Saved data entries:
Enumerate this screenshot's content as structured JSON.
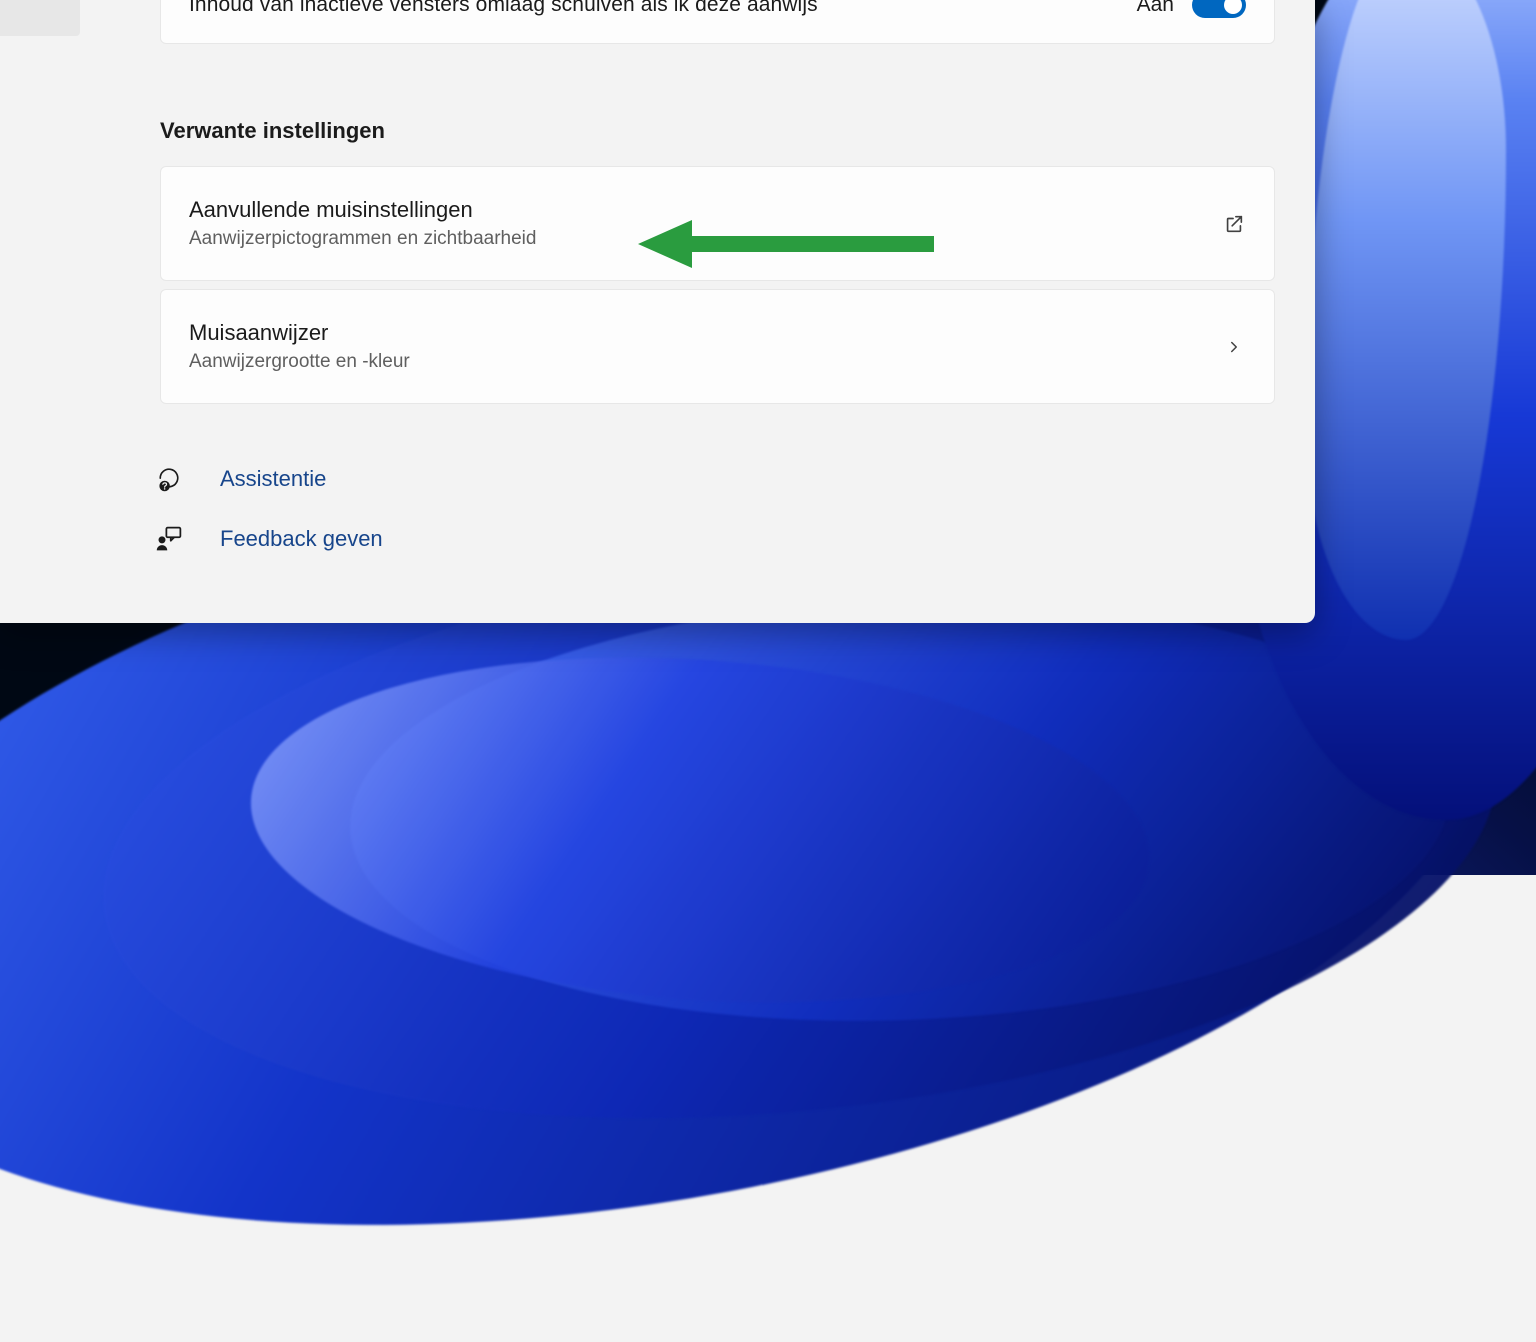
{
  "top_row": {
    "title": "Inhoud van inactieve vensters omlaag schuiven als ik deze aanwijs",
    "toggle_state_label": "Aan",
    "toggle_on": true
  },
  "section_header": "Verwante instellingen",
  "cards": [
    {
      "title": "Aanvullende muisinstellingen",
      "sub": "Aanwijzerpictogrammen en zichtbaarheid",
      "action": "external"
    },
    {
      "title": "Muisaanwijzer",
      "sub": "Aanwijzergrootte en -kleur",
      "action": "navigate"
    }
  ],
  "helper_links": [
    {
      "label": "Assistentie",
      "icon": "help"
    },
    {
      "label": "Feedback geven",
      "icon": "feedback"
    }
  ]
}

[The task]: Write out each entry exactly as given, but skip the pictures.

[Worked answer]:
Enumerate this screenshot's content as structured JSON.
{
  "top_row": {
    "title": "Inhoud van inactieve vensters omlaag schuiven als ik deze aanwijs",
    "toggle_state_label": "Aan",
    "toggle_on": true
  },
  "section_header": "Verwante instellingen",
  "cards": [
    {
      "title": "Aanvullende muisinstellingen",
      "sub": "Aanwijzerpictogrammen en zichtbaarheid",
      "action": "external"
    },
    {
      "title": "Muisaanwijzer",
      "sub": "Aanwijzergrootte en -kleur",
      "action": "navigate"
    }
  ],
  "helper_links": [
    {
      "label": "Assistentie",
      "icon": "help"
    },
    {
      "label": "Feedback geven",
      "icon": "feedback"
    }
  ]
}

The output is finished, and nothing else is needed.